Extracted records
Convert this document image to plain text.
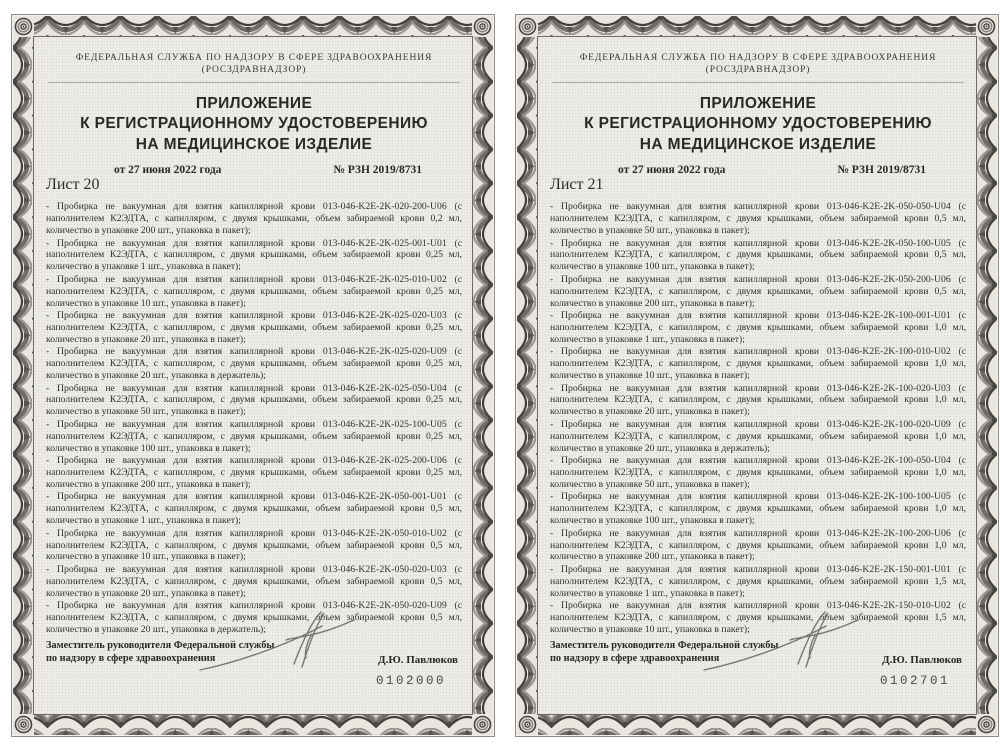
ФЕДЕРАЛЬНАЯ СЛУЖБА ПО НАДЗОРУ В СФЕРЕ ЗДРАВООХРАНЕНИЯ
(РОСЗДРАВНАДЗОР)
ПРИЛОЖЕНИЕ
К РЕГИСТРАЦИОННОМУ УДОСТОВЕРЕНИЮ
НА МЕДИЦИНСКОЕ ИЗДЕЛИЕ
от 27 июня 2022 года	№ РЗН 2019/8731
Лист 20
- Пробирка не вакуумная для взятия капиллярной крови 013-046-K2E-2K-020-200-U06 (с наполнителем К2ЭДТА, с капилляром, с двумя крышками, объем забираемой крови 0,2 мл, количество в упаковке 200 шт., упаковка в пакет);
- Пробирка не вакуумная для взятия капиллярной крови 013-046-K2E-2K-025-001-U01 (с наполнителем К2ЭДТА, с капилляром, с двумя крышками, объем забираемой крови 0,25 мл, количество в упаковке 1 шт., упаковка в пакет);
- Пробирка не вакуумная для взятия капиллярной крови 013-046-K2E-2K-025-010-U02 (с наполнителем К2ЭДТА, с капилляром, с двумя крышками, объем забираемой крови 0,25 мл, количество в упаковке 10 шт., упаковка в пакет);
- Пробирка не вакуумная для взятия капиллярной крови 013-046-K2E-2K-025-020-U03 (с наполнителем К2ЭДТА, с капилляром, с двумя крышками, объем забираемой крови 0,25 мл, количество в упаковке 20 шт., упаковка в пакет);
- Пробирка не вакуумная для взятия капиллярной крови 013-046-K2E-2K-025-020-U09 (с наполнителем К2ЭДТА, с капилляром, с двумя крышками, объем забираемой крови 0,25 мл, количество в упаковке 20 шт., упаковка в держатель);
- Пробирка не вакуумная для взятия капиллярной крови 013-046-K2E-2K-025-050-U04 (с наполнителем К2ЭДТА, с капилляром, с двумя крышками, объем забираемой крови 0,25 мл, количество в упаковке 50 шт., упаковка в пакет);
- Пробирка не вакуумная для взятия капиллярной крови 013-046-K2E-2K-025-100-U05 (с наполнителем К2ЭДТА, с капилляром, с двумя крышками, объем забираемой крови 0,25 мл, количество в упаковке 100 шт., упаковка в пакет);
- Пробирка не вакуумная для взятия капиллярной крови 013-046-K2E-2K-025-200-U06 (с наполнителем К2ЭДТА, с капилляром, с двумя крышками, объем забираемой крови 0,25 мл, количество в упаковке 200 шт., упаковка в пакет);
- Пробирка не вакуумная для взятия капиллярной крови 013-046-K2E-2K-050-001-U01 (с наполнителем К2ЭДТА, с капилляром, с двумя крышками, объем забираемой крови 0,5 мл, количество в упаковке 1 шт., упаковка в пакет);
- Пробирка не вакуумная для взятия капиллярной крови 013-046-K2E-2K-050-010-U02 (с наполнителем К2ЭДТА, с капилляром, с двумя крышками, объем забираемой крови 0,5 мл, количество в упаковке 10 шт., упаковка в пакет);
- Пробирка не вакуумная для взятия капиллярной крови 013-046-K2E-2K-050-020-U03 (с наполнителем К2ЭДТА, с капилляром, с двумя крышками, объем забираемой крови 0,5 мл, количество в упаковке 20 шт., упаковка в пакет);
- Пробирка не вакуумная для взятия капиллярной крови 013-046-K2E-2K-050-020-U09 (с наполнителем К2ЭДТА, с капилляром, с двумя крышками, объем забираемой крови 0,5 мл, количество в упаковке 20 шт., упаковка в держатель);
Заместитель руководителя Федеральной службы
по надзору в сфере здравоохранения	Д.Ю. Павлюков
0102000
ФЕДЕРАЛЬНАЯ СЛУЖБА ПО НАДЗОРУ В СФЕРЕ ЗДРАВООХРАНЕНИЯ
(РОСЗДРАВНАДЗОР)
ПРИЛОЖЕНИЕ
К РЕГИСТРАЦИОННОМУ УДОСТОВЕРЕНИЮ
НА МЕДИЦИНСКОЕ ИЗДЕЛИЕ
от 27 июня 2022 года	№ РЗН 2019/8731
Лист 21
- Пробирка не вакуумная для взятия капиллярной крови 013-046-K2E-2K-050-050-U04 (с наполнителем К2ЭДТА, с капилляром, с двумя крышками, объем забираемой крови 0,5 мл, количество в упаковке 50 шт., упаковка в пакет);
- Пробирка не вакуумная для взятия капиллярной крови 013-046-K2E-2K-050-100-U05 (с наполнителем К2ЭДТА, с капилляром, с двумя крышками, объем забираемой крови 0,5 мл, количество в упаковке 100 шт., упаковка в пакет);
- Пробирка не вакуумная для взятия капиллярной крови 013-046-K2E-2K-050-200-U06 (с наполнителем К2ЭДТА, с капилляром, с двумя крышками, объем забираемой крови 0,5 мл, количество в упаковке 200 шт., упаковка в пакет);
- Пробирка не вакуумная для взятия капиллярной крови 013-046-K2E-2K-100-001-U01 (с наполнителем К2ЭДТА, с капилляром, с двумя крышками, объем забираемой крови 1,0 мл, количество в упаковке 1 шт., упаковка в пакет);
- Пробирка не вакуумная для взятия капиллярной крови 013-046-K2E-2K-100-010-U02 (с наполнителем К2ЭДТА, с капилляром, с двумя крышками, объем забираемой крови 1,0 мл, количество в упаковке 10 шт., упаковка в пакет);
- Пробирка не вакуумная для взятия капиллярной крови 013-046-K2E-2K-100-020-U03 (с наполнителем К2ЭДТА, с капилляром, с двумя крышками, объем забираемой крови 1,0 мл, количество в упаковке 20 шт., упаковка в пакет);
- Пробирка не вакуумная для взятия капиллярной крови 013-046-K2E-2K-100-020-U09 (с наполнителем К2ЭДТА, с капилляром, с двумя крышками, объем забираемой крови 1,0 мл, количество в упаковке 20 шт., упаковка в держатель);
- Пробирка не вакуумная для взятия капиллярной крови 013-046-K2E-2K-100-050-U04 (с наполнителем К2ЭДТА, с капилляром, с двумя крышками, объем забираемой крови 1,0 мл, количество в упаковке 50 шт., упаковка в пакет);
- Пробирка не вакуумная для взятия капиллярной крови 013-046-K2E-2K-100-100-U05 (с наполнителем К2ЭДТА, с капилляром, с двумя крышками, объем забираемой крови 1,0 мл, количество в упаковке 100 шт., упаковка в пакет);
- Пробирка не вакуумная для взятия капиллярной крови 013-046-K2E-2K-100-200-U06 (с наполнителем К2ЭДТА, с капилляром, с двумя крышками, объем забираемой крови 1,0 мл, количество в упаковке 200 шт., упаковка в пакет);
- Пробирка не вакуумная для взятия капиллярной крови 013-046-K2E-2K-150-001-U01 (с наполнителем К2ЭДТА, с капилляром, с двумя крышками, объем забираемой крови 1,5 мл, количество в упаковке 1 шт., упаковка в пакет);
- Пробирка не вакуумная для взятия капиллярной крови 013-046-K2E-2K-150-010-U02 (с наполнителем К2ЭДТА, с капилляром, с двумя крышками, объем забираемой крови 1,5 мл, количество в упаковке 10 шт., упаковка в пакет);
Заместитель руководителя Федеральной службы
по надзору в сфере здравоохранения	Д.Ю. Павлюков
0102701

INSTRUCTIONS TO FOLLOW => Can you restate all the records above word for word while dropping the pictures?

ANSWER FOR THIS EXERCISE =>
Convert this document image to plain text.
ФЕДЕРАЛЬНАЯ СЛУЖБА ПО НАДЗОРУ В СФЕРЕ ЗДРАВООХРАНЕНИЯ
(РОСЗДРАВНАДЗОР)
ПРИЛОЖЕНИЕ
К РЕГИСТРАЦИОННОМУ УДОСТОВЕРЕНИЮ
НА МЕДИЦИНСКОЕ ИЗДЕЛИЕ
от 27 июня 2022 года	№ РЗН 2019/8731
Лист 20
- Пробирка не вакуумная для взятия капиллярной крови 013-046-K2E-2K-020-200-U06 (с наполнителем К2ЭДТА, с капилляром, с двумя крышками, объем забираемой крови 0,2 мл, количество в упаковке 200 шт., упаковка в пакет);
- Пробирка не вакуумная для взятия капиллярной крови 013-046-K2E-2K-025-001-U01 (с наполнителем К2ЭДТА, с капилляром, с двумя крышками, объем забираемой крови 0,25 мл, количество в упаковке 1 шт., упаковка в пакет);
- Пробирка не вакуумная для взятия капиллярной крови 013-046-K2E-2K-025-010-U02 (с наполнителем К2ЭДТА, с капилляром, с двумя крышками, объем забираемой крови 0,25 мл, количество в упаковке 10 шт., упаковка в пакет);
- Пробирка не вакуумная для взятия капиллярной крови 013-046-K2E-2K-025-020-U03 (с наполнителем К2ЭДТА, с капилляром, с двумя крышками, объем забираемой крови 0,25 мл, количество в упаковке 20 шт., упаковка в пакет);
- Пробирка не вакуумная для взятия капиллярной крови 013-046-K2E-2K-025-020-U09 (с наполнителем К2ЭДТА, с капилляром, с двумя крышками, объем забираемой крови 0,25 мл, количество в упаковке 20 шт., упаковка в держатель);
- Пробирка не вакуумная для взятия капиллярной крови 013-046-K2E-2K-025-050-U04 (с наполнителем К2ЭДТА, с капилляром, с двумя крышками, объем забираемой крови 0,25 мл, количество в упаковке 50 шт., упаковка в пакет);
- Пробирка не вакуумная для взятия капиллярной крови 013-046-K2E-2K-025-100-U05 (с наполнителем К2ЭДТА, с капилляром, с двумя крышками, объем забираемой крови 0,25 мл, количество в упаковке 100 шт., упаковка в пакет);
- Пробирка не вакуумная для взятия капиллярной крови 013-046-K2E-2K-025-200-U06 (с наполнителем К2ЭДТА, с капилляром, с двумя крышками, объем забираемой крови 0,25 мл, количество в упаковке 200 шт., упаковка в пакет);
- Пробирка не вакуумная для взятия капиллярной крови 013-046-K2E-2K-050-001-U01 (с наполнителем К2ЭДТА, с капилляром, с двумя крышками, объем забираемой крови 0,5 мл, количество в упаковке 1 шт., упаковка в пакет);
- Пробирка не вакуумная для взятия капиллярной крови 013-046-K2E-2K-050-010-U02 (с наполнителем К2ЭДТА, с капилляром, с двумя крышками, объем забираемой крови 0,5 мл, количество в упаковке 10 шт., упаковка в пакет);
- Пробирка не вакуумная для взятия капиллярной крови 013-046-K2E-2K-050-020-U03 (с наполнителем К2ЭДТА, с капилляром, с двумя крышками, объем забираемой крови 0,5 мл, количество в упаковке 20 шт., упаковка в пакет);
- Пробирка не вакуумная для взятия капиллярной крови 013-046-K2E-2K-050-020-U09 (с наполнителем К2ЭДТА, с капилляром, с двумя крышками, объем забираемой крови 0,5 мл, количество в упаковке 20 шт., упаковка в держатель);
Заместитель руководителя Федеральной службы
по надзору в сфере здравоохранения	Д.Ю. Павлюков
0102000
ФЕДЕРАЛЬНАЯ СЛУЖБА ПО НАДЗОРУ В СФЕРЕ ЗДРАВООХРАНЕНИЯ
(РОСЗДРАВНАДЗОР)
ПРИЛОЖЕНИЕ
К РЕГИСТРАЦИОННОМУ УДОСТОВЕРЕНИЮ
НА МЕДИЦИНСКОЕ ИЗДЕЛИЕ
от 27 июня 2022 года	№ РЗН 2019/8731
Лист 21
- Пробирка не вакуумная для взятия капиллярной крови 013-046-K2E-2K-050-050-U04 (с наполнителем К2ЭДТА, с капилляром, с двумя крышками, объем забираемой крови 0,5 мл, количество в упаковке 50 шт., упаковка в пакет);
- Пробирка не вакуумная для взятия капиллярной крови 013-046-K2E-2K-050-100-U05 (с наполнителем К2ЭДТА, с капилляром, с двумя крышками, объем забираемой крови 0,5 мл, количество в упаковке 100 шт., упаковка в пакет);
- Пробирка не вакуумная для взятия капиллярной крови 013-046-K2E-2K-050-200-U06 (с наполнителем К2ЭДТА, с капилляром, с двумя крышками, объем забираемой крови 0,5 мл, количество в упаковке 200 шт., упаковка в пакет);
- Пробирка не вакуумная для взятия капиллярной крови 013-046-K2E-2K-100-001-U01 (с наполнителем К2ЭДТА, с капилляром, с двумя крышками, объем забираемой крови 1,0 мл, количество в упаковке 1 шт., упаковка в пакет);
- Пробирка не вакуумная для взятия капиллярной крови 013-046-K2E-2K-100-010-U02 (с наполнителем К2ЭДТА, с капилляром, с двумя крышками, объем забираемой крови 1,0 мл, количество в упаковке 10 шт., упаковка в пакет);
- Пробирка не вакуумная для взятия капиллярной крови 013-046-K2E-2K-100-020-U03 (с наполнителем К2ЭДТА, с капилляром, с двумя крышками, объем забираемой крови 1,0 мл, количество в упаковке 20 шт., упаковка в пакет);
- Пробирка не вакуумная для взятия капиллярной крови 013-046-K2E-2K-100-020-U09 (с наполнителем К2ЭДТА, с капилляром, с двумя крышками, объем забираемой крови 1,0 мл, количество в упаковке 20 шт., упаковка в держатель);
- Пробирка не вакуумная для взятия капиллярной крови 013-046-K2E-2K-100-050-U04 (с наполнителем К2ЭДТА, с капилляром, с двумя крышками, объем забираемой крови 1,0 мл, количество в упаковке 50 шт., упаковка в пакет);
- Пробирка не вакуумная для взятия капиллярной крови 013-046-K2E-2K-100-100-U05 (с наполнителем К2ЭДТА, с капилляром, с двумя крышками, объем забираемой крови 1,0 мл, количество в упаковке 100 шт., упаковка в пакет);
- Пробирка не вакуумная для взятия капиллярной крови 013-046-K2E-2K-100-200-U06 (с наполнителем К2ЭДТА, с капилляром, с двумя крышками, объем забираемой крови 1,0 мл, количество в упаковке 200 шт., упаковка в пакет);
- Пробирка не вакуумная для взятия капиллярной крови 013-046-K2E-2K-150-001-U01 (с наполнителем К2ЭДТА, с капилляром, с двумя крышками, объем забираемой крови 1,5 мл, количество в упаковке 1 шт., упаковка в пакет);
- Пробирка не вакуумная для взятия капиллярной крови 013-046-K2E-2K-150-010-U02 (с наполнителем К2ЭДТА, с капилляром, с двумя крышками, объем забираемой крови 1,5 мл, количество в упаковке 10 шт., упаковка в пакет);
Заместитель руководителя Федеральной службы
по надзору в сфере здравоохранения	Д.Ю. Павлюков
0102701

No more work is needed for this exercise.